--- EXCERPTED TEXT ---
— start —

3 Tbsp Vinolio Robust Extra Virgin Olive Oil
1 Tbsp butter
1 onion, chopped
4 beef top sirloin steaks (4 ounce each)
1 clove garlic, cut in half lengthwise
¼ c Irish whiskey (such as Jameson®)
1 Tbsp Vinolio Traditional Balsamic Vinegar
sea salt and ground black pepper, to taste
2 Tbsp chopped fresh flat-leaf parsley


Heat oil and butter in a heavy skillet over medium heat until butter has melted. Add onions and sauté until lightly golden brown, about 10 minutes. Push onions aside with a spatula.
Rub steaks with cut sides of garlic clove. Season with salt and pepper.
Place steaks in the skillet, leaving the onions to the side, and cook over medium-high heat until meat is browned but still pink inside, 2 to 4 minutes per side. Remove steaks to platter
Remove the skillet from heat.

— end —

--- LISTED ENTRIES ---
— start —

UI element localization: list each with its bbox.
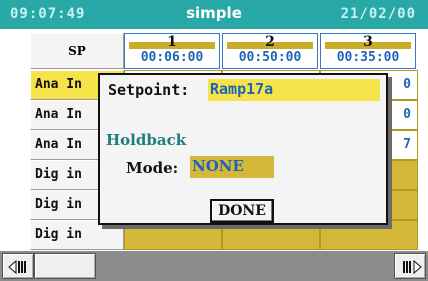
scroll-left-button[interactable] <box>2 253 34 279</box>
scroll-right-button[interactable] <box>394 253 426 279</box>
segment-number: 3 <box>363 34 373 50</box>
header-bar: 09:07:49 simple 21/02/00 <box>0 0 428 29</box>
segment-header-1[interactable]: 1 00:06:00 <box>124 33 220 69</box>
segment-header-3[interactable]: 3 00:35:00 <box>320 33 416 69</box>
mode-label: Mode: <box>126 159 179 177</box>
segment-edit-dialog: Setpoint: Ramp17a Holdback Mode: NONE DO… <box>98 73 388 225</box>
segment-header-2[interactable]: 2 00:50:00 <box>222 33 318 69</box>
program-editor-screen: 09:07:49 simple 21/02/00 SP 1 00:06:00 2… <box>0 0 428 281</box>
clock-date: 21/02/00 <box>340 6 416 22</box>
cell-value: 0 <box>403 107 411 122</box>
cell-value: 7 <box>403 137 411 152</box>
setpoint-label: Setpoint: <box>108 81 190 99</box>
sp-column-header: SP <box>30 33 124 69</box>
scroll-right-icon <box>403 259 422 275</box>
segment-duration: 00:35:00 <box>336 50 400 65</box>
blank-softkey[interactable] <box>34 253 96 279</box>
segment-duration: 00:06:00 <box>140 50 204 65</box>
done-button[interactable]: DONE <box>210 199 274 223</box>
scroll-left-icon <box>8 259 26 275</box>
holdback-mode-field[interactable]: NONE <box>190 156 274 178</box>
setpoint-field[interactable]: Ramp17a <box>208 79 380 101</box>
segment-duration: 00:50:00 <box>238 50 302 65</box>
cell-value: 0 <box>403 77 411 92</box>
segment-number: 1 <box>167 34 177 50</box>
holdback-label: Holdback <box>106 131 187 149</box>
segment-number: 2 <box>265 34 275 50</box>
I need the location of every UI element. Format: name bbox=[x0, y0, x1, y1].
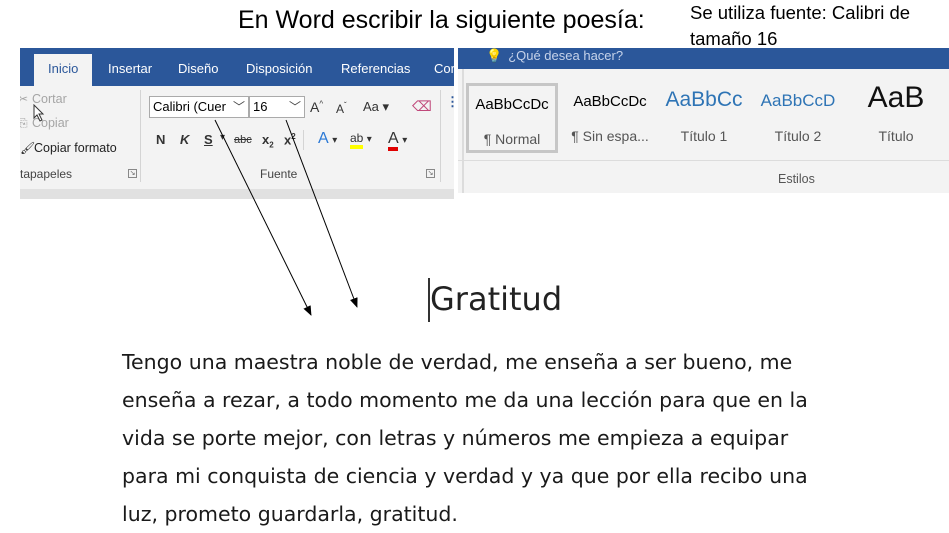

— end —

--- SET PROBLEM ---
Reproduce the stretch of the steak recipe from "Heat oil and" through "salt and pepper.", swapping in "frying pan" for every instance of "skillet".

--- EXERCISE OUTPUT ---
Heat oil and butter in a heavy frying pan over medium heat until butter has melted. Add onions and sauté until lightly golden brown, about 10 minutes. Push onions aside with a spatula.
Rub steaks with cut sides of garlic clove. Season with salt and pepper.